▸ **Provided material**:

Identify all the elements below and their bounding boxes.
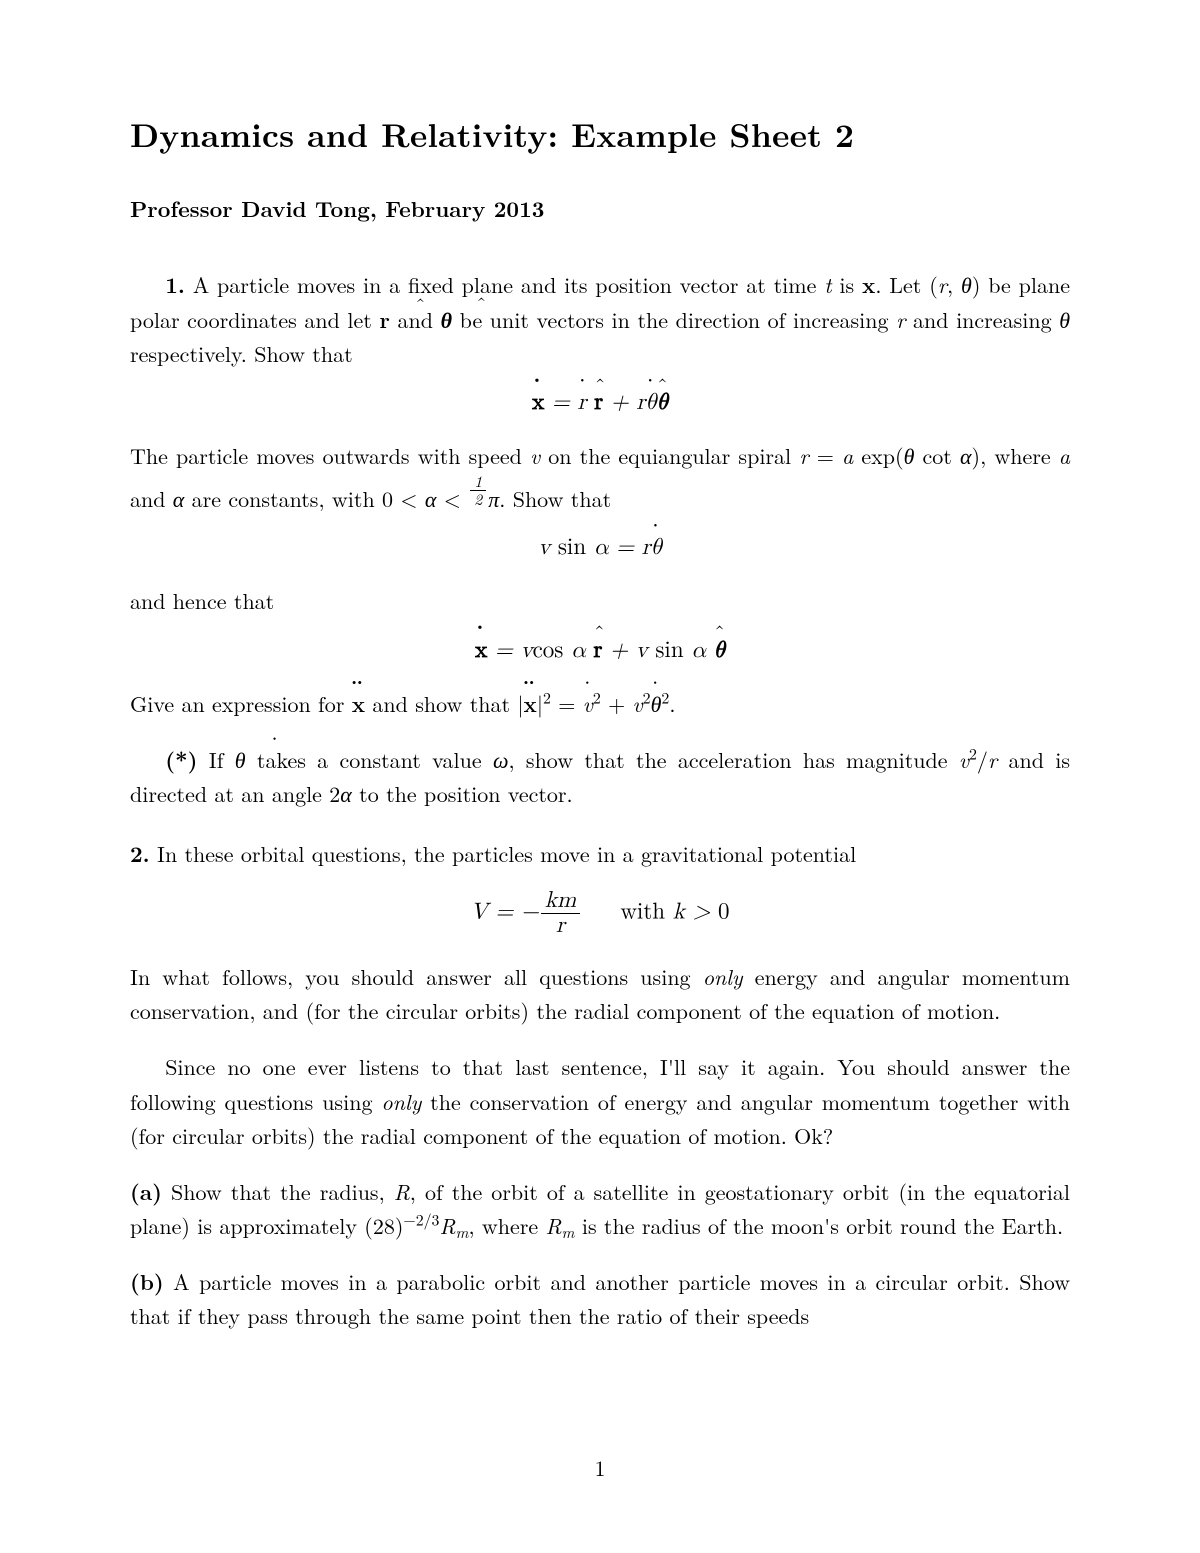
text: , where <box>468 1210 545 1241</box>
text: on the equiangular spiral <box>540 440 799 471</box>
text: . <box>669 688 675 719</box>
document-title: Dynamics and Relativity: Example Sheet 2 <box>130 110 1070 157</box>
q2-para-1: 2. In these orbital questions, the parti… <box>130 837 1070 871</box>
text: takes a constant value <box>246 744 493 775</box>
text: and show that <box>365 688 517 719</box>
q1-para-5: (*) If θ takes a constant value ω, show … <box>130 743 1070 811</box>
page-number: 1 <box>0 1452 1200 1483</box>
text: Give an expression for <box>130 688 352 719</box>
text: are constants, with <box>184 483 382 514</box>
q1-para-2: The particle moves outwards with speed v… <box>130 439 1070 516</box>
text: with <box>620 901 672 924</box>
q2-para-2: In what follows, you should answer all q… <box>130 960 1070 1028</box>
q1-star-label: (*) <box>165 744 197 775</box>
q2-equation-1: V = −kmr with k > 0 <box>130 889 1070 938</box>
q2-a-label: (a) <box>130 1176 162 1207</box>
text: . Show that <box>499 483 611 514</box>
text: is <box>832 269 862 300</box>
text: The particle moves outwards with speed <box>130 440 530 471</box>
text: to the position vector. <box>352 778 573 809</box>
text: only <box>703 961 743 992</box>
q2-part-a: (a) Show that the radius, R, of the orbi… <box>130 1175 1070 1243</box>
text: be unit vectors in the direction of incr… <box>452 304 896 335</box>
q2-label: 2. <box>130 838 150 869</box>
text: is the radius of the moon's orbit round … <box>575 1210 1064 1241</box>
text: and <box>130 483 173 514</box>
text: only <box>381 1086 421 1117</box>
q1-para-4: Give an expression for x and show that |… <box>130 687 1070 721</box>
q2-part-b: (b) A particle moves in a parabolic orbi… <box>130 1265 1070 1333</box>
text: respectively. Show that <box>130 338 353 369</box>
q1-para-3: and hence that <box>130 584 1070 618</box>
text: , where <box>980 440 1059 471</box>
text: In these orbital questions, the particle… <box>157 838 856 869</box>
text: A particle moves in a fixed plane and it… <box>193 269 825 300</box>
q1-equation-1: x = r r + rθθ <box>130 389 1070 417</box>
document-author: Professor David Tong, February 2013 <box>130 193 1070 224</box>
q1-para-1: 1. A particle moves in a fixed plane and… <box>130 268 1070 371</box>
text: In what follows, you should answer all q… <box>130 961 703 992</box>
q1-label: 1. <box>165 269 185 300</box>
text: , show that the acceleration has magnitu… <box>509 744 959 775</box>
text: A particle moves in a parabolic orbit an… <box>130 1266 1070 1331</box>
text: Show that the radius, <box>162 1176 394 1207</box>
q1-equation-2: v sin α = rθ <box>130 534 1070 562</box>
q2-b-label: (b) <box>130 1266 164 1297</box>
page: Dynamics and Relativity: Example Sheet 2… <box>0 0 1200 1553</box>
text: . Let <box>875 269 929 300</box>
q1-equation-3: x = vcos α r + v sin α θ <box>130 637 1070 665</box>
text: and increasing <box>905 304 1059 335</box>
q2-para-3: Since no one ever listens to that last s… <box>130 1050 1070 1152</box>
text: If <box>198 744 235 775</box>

* * *

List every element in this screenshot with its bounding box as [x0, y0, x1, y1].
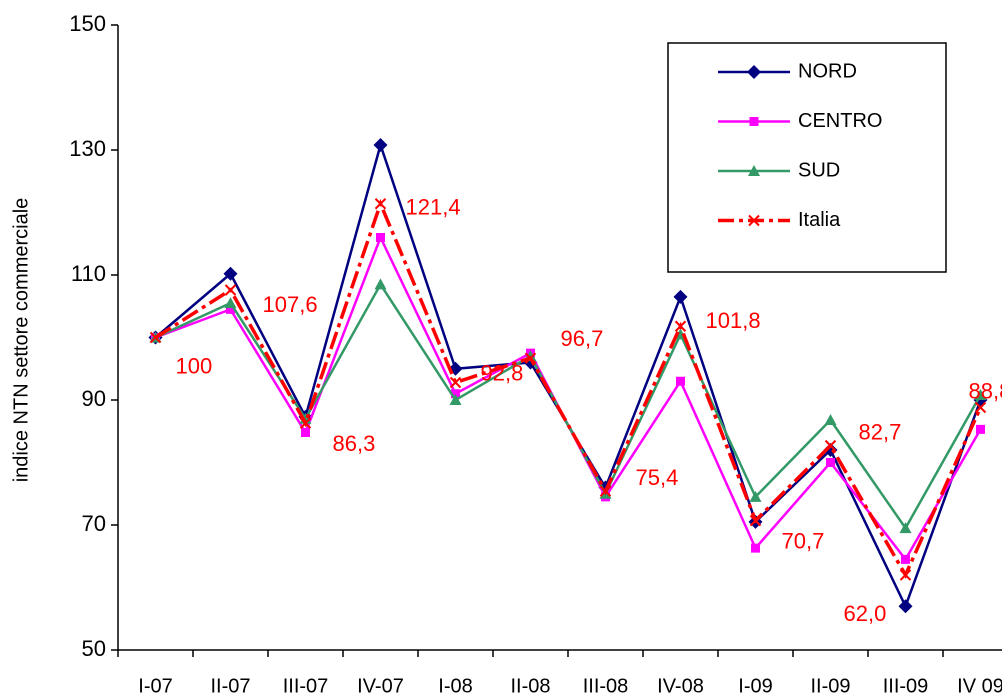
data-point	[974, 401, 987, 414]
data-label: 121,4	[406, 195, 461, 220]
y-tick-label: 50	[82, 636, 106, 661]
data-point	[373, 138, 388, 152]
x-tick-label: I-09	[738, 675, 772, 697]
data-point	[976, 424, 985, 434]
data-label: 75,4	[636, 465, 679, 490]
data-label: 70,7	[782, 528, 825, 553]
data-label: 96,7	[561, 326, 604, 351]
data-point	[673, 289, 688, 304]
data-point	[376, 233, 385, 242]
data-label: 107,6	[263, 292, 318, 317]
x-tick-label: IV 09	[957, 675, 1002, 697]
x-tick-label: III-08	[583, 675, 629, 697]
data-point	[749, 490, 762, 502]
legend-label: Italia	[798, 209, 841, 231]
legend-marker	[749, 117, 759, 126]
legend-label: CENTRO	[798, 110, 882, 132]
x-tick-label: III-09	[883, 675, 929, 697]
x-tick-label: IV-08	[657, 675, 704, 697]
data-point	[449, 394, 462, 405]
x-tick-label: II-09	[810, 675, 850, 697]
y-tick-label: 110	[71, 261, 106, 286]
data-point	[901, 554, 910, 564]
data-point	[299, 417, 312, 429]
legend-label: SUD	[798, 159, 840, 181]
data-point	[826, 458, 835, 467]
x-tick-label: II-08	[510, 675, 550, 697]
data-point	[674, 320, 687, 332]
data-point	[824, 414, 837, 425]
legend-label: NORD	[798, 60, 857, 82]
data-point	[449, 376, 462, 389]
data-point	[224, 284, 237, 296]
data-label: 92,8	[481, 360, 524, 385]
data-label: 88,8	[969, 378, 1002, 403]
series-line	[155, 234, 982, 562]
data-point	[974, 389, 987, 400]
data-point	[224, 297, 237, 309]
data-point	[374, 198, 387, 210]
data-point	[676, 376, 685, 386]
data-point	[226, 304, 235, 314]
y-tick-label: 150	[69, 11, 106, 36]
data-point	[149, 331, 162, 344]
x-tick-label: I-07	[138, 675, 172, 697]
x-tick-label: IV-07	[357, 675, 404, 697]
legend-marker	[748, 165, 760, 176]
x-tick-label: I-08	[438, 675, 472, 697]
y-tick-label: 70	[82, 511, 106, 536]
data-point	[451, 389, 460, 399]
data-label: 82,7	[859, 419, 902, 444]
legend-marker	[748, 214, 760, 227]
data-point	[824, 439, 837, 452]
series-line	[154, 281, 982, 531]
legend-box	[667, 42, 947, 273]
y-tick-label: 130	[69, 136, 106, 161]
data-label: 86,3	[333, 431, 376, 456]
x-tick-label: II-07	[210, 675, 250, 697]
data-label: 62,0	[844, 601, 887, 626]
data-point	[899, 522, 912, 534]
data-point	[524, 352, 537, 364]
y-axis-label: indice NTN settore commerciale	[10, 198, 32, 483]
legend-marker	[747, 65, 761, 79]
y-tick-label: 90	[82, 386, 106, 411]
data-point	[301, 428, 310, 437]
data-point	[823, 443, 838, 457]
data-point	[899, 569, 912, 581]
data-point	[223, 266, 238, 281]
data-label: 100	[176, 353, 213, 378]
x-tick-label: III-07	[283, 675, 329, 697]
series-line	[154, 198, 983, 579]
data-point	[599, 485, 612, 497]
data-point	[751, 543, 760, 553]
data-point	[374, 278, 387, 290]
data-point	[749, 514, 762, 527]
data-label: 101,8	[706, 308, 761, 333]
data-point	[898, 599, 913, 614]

▸ **To do**:
Edit the records starting at the line containing "text: , where <box>468 1210 545 1241</box>" and ending at the line containing "text: takes a" so that "equiangular spiral" becomes "logarithmic spiral", and give only those lines with nothing else changed.

▸ **Task output**:
text: , where <box>468 1210 545 1241</box>
text: on the logarithmic spiral <box>540 440 799 471</box>
text: . <box>669 688 675 719</box>
document-title: Dynamics and Relativity: Example Sheet 2 <box>130 110 1070 157</box>
q2-para-1: 2. In these orbital questions, the parti… <box>130 837 1070 871</box>
text: takes a constant value <box>246 744 493 775</box>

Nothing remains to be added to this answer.